(Figure collection entries)
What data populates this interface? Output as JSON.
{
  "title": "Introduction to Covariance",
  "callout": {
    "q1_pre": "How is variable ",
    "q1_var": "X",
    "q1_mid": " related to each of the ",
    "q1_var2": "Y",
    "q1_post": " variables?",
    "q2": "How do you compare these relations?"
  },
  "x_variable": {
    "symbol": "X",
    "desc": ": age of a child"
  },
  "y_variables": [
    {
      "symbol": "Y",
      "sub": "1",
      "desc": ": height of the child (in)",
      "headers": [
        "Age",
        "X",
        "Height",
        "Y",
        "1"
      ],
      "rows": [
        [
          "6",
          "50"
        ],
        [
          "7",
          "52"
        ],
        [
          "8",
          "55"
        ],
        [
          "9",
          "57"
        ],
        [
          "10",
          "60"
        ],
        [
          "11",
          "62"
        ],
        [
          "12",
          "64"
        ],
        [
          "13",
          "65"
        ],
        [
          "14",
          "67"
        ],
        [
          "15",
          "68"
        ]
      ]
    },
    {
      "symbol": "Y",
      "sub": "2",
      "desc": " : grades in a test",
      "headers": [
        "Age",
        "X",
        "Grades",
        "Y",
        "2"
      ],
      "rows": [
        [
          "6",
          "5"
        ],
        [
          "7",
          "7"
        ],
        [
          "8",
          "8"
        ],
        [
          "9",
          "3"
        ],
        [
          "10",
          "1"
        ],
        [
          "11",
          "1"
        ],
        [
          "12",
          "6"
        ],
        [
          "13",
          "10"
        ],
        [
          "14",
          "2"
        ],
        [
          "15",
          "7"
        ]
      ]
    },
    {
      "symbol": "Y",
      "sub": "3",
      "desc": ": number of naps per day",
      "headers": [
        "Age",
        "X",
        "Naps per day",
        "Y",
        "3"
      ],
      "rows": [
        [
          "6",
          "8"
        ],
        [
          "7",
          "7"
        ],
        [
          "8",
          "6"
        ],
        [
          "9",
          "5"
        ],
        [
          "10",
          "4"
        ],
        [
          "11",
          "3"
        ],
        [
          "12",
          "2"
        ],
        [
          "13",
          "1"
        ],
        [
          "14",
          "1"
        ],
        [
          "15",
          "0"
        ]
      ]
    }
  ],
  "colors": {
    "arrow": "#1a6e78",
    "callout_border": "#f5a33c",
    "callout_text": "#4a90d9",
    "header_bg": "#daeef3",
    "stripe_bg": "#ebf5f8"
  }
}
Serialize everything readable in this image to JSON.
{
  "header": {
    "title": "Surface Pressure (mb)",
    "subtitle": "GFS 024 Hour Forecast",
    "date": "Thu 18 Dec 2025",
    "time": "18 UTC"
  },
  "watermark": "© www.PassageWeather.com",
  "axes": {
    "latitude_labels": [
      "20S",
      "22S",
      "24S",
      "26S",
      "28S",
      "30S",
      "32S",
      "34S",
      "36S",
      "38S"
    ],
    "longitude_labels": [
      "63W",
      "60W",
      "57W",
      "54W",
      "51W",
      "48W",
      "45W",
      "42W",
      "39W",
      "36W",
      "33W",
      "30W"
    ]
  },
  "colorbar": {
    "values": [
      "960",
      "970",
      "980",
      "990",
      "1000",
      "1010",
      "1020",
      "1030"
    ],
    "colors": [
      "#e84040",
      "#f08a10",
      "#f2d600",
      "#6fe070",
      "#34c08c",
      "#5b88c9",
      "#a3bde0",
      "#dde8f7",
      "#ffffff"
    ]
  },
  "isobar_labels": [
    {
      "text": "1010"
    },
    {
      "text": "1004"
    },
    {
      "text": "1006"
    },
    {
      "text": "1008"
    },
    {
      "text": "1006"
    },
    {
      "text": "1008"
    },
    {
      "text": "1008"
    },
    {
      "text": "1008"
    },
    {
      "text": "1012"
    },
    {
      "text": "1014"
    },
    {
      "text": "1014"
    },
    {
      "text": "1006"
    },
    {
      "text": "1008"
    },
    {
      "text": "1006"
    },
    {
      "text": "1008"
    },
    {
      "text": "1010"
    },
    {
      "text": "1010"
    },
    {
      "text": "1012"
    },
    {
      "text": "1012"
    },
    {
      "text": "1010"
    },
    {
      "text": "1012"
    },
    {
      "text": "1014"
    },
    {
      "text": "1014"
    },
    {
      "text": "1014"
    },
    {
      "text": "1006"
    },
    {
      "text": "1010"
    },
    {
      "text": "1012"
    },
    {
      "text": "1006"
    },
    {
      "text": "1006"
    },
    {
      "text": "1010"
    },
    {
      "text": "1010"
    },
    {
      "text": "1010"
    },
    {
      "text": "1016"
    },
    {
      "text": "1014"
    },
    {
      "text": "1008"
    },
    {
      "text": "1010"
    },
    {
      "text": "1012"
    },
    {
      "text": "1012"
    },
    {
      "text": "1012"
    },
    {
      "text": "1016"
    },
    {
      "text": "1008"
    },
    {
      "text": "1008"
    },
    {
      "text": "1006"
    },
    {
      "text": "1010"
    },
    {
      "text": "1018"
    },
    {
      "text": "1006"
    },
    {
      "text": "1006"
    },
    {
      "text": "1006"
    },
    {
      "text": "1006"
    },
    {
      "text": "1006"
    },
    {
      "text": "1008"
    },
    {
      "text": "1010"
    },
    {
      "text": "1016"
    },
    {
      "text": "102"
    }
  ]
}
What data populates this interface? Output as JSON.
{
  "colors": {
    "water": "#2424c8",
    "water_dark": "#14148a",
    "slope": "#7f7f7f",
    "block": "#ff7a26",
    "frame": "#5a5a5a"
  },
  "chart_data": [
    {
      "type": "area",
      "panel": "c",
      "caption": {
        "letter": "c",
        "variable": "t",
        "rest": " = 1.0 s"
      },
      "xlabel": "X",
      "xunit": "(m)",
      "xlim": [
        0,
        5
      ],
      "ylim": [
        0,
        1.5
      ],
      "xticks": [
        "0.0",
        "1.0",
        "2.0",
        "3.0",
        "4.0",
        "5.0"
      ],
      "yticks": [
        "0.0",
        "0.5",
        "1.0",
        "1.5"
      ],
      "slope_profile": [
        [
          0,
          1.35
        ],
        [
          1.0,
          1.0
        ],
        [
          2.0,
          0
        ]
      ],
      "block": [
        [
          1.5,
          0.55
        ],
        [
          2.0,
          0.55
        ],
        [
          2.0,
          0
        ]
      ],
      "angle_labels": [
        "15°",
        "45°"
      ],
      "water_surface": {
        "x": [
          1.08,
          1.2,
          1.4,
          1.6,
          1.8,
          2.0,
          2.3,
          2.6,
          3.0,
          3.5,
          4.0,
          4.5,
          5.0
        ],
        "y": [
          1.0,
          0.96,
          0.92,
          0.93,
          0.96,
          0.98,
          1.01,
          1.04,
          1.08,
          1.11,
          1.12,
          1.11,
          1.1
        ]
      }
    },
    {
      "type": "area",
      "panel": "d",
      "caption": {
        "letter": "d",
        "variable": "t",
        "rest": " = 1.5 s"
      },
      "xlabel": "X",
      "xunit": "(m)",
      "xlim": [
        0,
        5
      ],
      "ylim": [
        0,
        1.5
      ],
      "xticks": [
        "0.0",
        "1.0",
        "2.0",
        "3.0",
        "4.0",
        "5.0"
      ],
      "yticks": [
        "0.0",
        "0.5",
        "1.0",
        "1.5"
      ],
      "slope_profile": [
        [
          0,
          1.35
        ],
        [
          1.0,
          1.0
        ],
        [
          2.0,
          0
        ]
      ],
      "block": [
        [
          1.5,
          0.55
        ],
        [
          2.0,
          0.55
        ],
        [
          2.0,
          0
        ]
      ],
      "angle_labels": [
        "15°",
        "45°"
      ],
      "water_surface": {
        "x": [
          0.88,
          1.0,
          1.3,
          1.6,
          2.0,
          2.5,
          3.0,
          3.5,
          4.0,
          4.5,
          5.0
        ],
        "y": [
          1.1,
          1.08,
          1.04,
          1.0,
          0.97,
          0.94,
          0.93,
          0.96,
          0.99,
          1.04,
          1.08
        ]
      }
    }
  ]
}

### WHAT THIS TASK INVOLVES
Which lines in the listing above hold the word "desc"? Show each of them.

### RESPONSE TO THIS EXERCISE
    "desc": ": age of a child"
      "desc": ": height of the child (in)",
      "desc": " : grades in a test",
      "desc": ": number of naps per day",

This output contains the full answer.